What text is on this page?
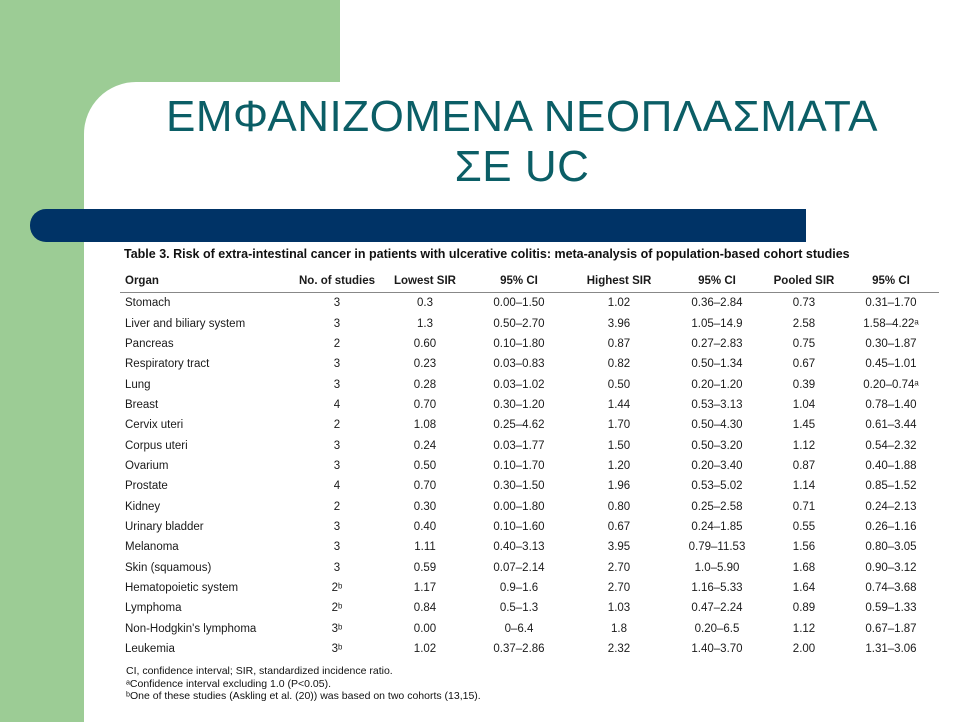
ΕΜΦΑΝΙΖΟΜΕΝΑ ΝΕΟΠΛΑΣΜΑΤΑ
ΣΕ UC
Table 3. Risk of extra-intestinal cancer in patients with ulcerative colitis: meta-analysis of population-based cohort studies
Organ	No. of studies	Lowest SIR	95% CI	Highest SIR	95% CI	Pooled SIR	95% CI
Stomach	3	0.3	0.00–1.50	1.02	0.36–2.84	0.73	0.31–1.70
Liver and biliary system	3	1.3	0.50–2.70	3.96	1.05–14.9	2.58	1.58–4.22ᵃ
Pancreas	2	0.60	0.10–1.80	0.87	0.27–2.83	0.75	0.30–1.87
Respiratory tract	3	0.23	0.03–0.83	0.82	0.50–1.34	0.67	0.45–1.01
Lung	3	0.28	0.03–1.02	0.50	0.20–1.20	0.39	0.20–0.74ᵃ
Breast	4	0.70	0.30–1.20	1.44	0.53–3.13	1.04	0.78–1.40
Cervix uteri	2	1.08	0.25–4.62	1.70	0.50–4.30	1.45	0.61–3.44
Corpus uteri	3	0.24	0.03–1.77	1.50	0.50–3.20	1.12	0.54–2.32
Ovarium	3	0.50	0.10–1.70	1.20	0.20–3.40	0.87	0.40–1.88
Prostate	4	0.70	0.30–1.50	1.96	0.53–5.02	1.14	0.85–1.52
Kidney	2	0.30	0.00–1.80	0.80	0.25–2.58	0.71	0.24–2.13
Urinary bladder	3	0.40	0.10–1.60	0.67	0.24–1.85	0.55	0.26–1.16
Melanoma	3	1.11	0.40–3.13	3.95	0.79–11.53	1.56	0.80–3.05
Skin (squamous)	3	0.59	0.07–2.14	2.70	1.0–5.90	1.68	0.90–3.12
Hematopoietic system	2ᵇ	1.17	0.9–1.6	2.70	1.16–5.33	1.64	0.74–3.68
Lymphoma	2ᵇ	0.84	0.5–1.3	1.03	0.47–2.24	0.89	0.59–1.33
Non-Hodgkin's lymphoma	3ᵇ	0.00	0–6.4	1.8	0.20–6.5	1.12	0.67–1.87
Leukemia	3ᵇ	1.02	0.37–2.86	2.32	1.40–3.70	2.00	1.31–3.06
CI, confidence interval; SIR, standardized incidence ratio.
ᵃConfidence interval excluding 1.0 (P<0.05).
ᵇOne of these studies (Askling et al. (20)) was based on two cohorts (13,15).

==

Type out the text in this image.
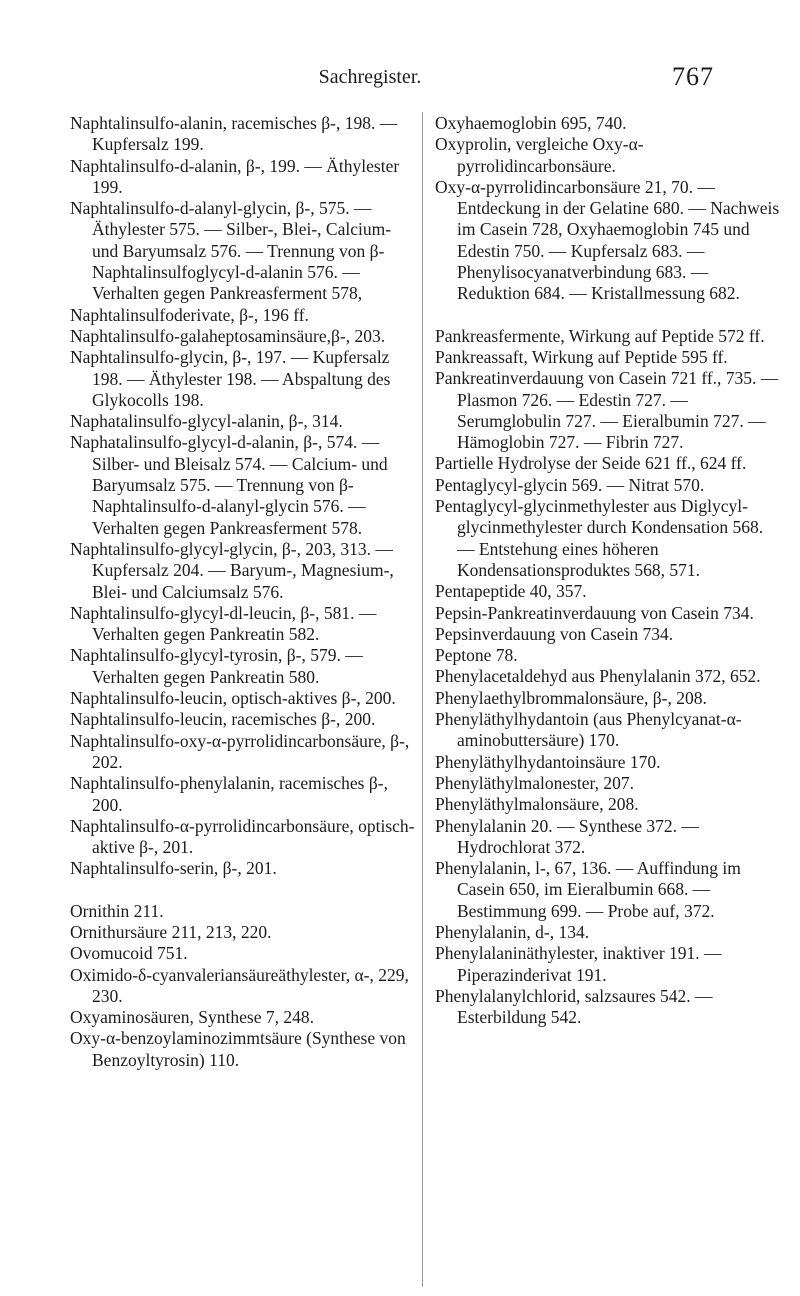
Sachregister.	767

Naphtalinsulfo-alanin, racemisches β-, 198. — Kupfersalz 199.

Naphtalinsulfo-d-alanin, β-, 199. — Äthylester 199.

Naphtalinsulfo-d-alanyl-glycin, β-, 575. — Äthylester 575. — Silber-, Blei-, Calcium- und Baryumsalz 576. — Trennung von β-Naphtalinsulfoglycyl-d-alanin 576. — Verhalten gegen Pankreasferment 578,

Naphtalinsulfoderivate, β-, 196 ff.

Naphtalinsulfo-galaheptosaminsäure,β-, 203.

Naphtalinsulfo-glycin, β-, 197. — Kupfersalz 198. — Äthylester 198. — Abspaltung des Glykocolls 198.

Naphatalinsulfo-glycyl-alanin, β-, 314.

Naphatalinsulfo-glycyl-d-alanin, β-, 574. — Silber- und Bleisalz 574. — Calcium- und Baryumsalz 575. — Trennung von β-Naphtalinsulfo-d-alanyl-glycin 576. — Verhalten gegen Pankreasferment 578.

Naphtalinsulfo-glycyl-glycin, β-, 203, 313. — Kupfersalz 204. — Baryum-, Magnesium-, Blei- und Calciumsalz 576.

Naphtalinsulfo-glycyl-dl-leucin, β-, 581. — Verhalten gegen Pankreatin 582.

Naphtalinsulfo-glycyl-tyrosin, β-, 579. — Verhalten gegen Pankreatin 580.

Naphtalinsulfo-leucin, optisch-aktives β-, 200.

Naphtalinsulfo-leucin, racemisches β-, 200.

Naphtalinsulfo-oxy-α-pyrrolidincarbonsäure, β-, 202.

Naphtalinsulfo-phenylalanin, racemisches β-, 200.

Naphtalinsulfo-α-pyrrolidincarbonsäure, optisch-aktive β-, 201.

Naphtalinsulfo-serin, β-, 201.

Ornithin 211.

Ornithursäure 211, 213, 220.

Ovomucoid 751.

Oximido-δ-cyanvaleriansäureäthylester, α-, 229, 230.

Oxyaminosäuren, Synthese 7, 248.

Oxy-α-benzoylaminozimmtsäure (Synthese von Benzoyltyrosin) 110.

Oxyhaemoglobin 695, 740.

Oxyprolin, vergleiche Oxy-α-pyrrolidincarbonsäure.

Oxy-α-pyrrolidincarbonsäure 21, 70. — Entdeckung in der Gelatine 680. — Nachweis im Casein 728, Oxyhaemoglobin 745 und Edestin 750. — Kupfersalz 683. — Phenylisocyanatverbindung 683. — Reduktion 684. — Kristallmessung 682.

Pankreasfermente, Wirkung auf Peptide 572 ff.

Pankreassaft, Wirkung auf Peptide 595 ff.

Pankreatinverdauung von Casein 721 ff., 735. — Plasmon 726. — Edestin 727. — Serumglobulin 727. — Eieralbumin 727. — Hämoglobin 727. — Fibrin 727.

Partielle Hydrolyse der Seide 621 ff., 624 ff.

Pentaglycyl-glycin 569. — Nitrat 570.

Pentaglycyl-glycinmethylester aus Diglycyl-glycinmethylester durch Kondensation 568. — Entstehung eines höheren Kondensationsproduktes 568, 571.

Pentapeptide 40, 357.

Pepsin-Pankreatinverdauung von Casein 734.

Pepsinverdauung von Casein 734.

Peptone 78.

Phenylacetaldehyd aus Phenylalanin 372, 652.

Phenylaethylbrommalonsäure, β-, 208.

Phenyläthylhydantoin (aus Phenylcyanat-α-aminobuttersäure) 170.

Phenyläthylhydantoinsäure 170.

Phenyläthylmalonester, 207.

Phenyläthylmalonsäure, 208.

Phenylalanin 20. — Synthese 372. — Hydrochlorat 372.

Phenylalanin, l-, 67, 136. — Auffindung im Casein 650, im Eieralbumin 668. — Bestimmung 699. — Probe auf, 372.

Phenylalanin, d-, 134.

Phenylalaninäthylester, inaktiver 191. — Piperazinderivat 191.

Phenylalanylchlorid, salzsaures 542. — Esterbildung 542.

▶ [The task] Which of the lines above hold the word "racemisches"? Copy each one.

▶ [Answer section]
Naphtalinsulfo-alanin, racemisches β-, 198. — Kupfersalz 199.
Naphtalinsulfo-leucin, racemisches β-, 200.
Naphtalinsulfo-phenylalanin, racemisches β-, 200.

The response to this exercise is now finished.